Make an exact copy of the records, with the pictures left out.

* Begin Extracted material *

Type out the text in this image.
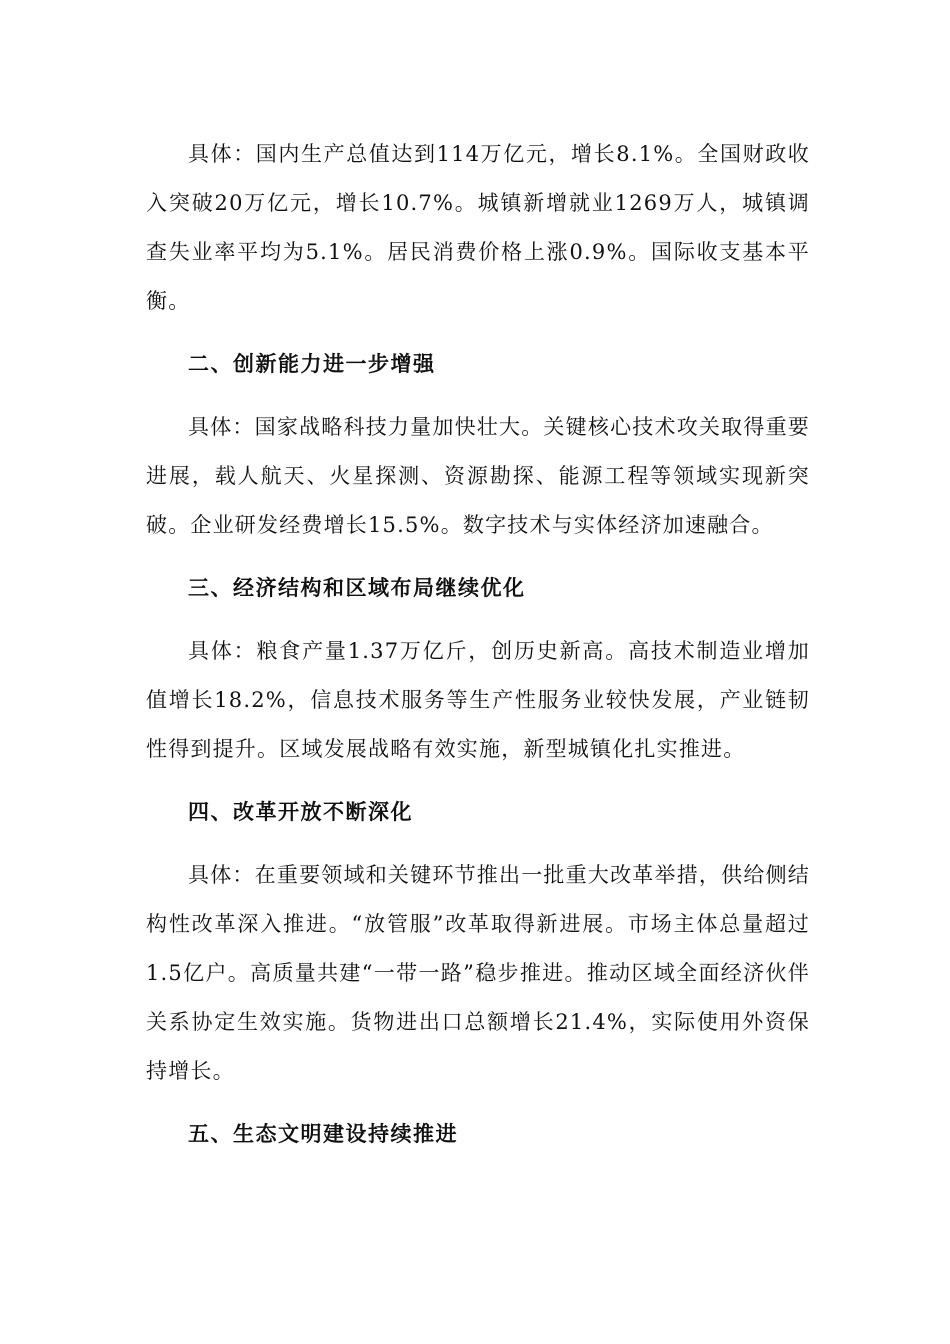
具体：国内生产总值达到114万亿元，增长8.1%。全国财政收入突破20万亿元，增长10.7%。城镇新增就业1269万人，城镇调查失业率平均为5.1%。居民消费价格上涨0.9%。国际收支基本平衡。

二、创新能力进一步增强

具体：国家战略科技力量加快壮大。关键核心技术攻关取得重要进展，载人航天、火星探测、资源勘探、能源工程等领域实现新突破。企业研发经费增长15.5%。数字技术与实体经济加速融合。

三、经济结构和区域布局继续优化

具体：粮食产量1.37万亿斤，创历史新高。高技术制造业增加值增长18.2%，信息技术服务等生产性服务业较快发展，产业链韧性得到提升。区域发展战略有效实施，新型城镇化扎实推进。

四、改革开放不断深化

具体：在重要领域和关键环节推出一批重大改革举措，供给侧结构性改革深入推进。“放管服”改革取得新进展。市场主体总量超过1.5亿户。高质量共建“一带一路”稳步推进。推动区域全面经济伙伴关系协定生效实施。货物进出口总额增长21.4%，实际使用外资保持增长。

五、生态文明建设持续推进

* End Extracted material *

Result for this task:
Type out the text in this image.
具体：国内生产总值达到114万亿元，增长8.1%。全国财政收入突破20万亿元，增长10.7%。城镇新增就业1269万人，城镇调查失业率平均为5.1%。居民消费价格上涨0.9%。国际收支基本平衡。

二、创新能力进一步增强

具体：国家战略科技力量加快壮大。关键核心技术攻关取得重要进展，载人航天、火星探测、资源勘探、能源工程等领域实现新突破。企业研发经费增长15.5%。数字技术与实体经济加速融合。

三、经济结构和区域布局继续优化

具体：粮食产量1.37万亿斤，创历史新高。高技术制造业增加值增长18.2%，信息技术服务等生产性服务业较快发展，产业链韧性得到提升。区域发展战略有效实施，新型城镇化扎实推进。

四、改革开放不断深化

具体：在重要领域和关键环节推出一批重大改革举措，供给侧结构性改革深入推进。“放管服”改革取得新进展。市场主体总量超过1.5亿户。高质量共建“一带一路”稳步推进。推动区域全面经济伙伴关系协定生效实施。货物进出口总额增长21.4%，实际使用外资保持增长。

五、生态文明建设持续推进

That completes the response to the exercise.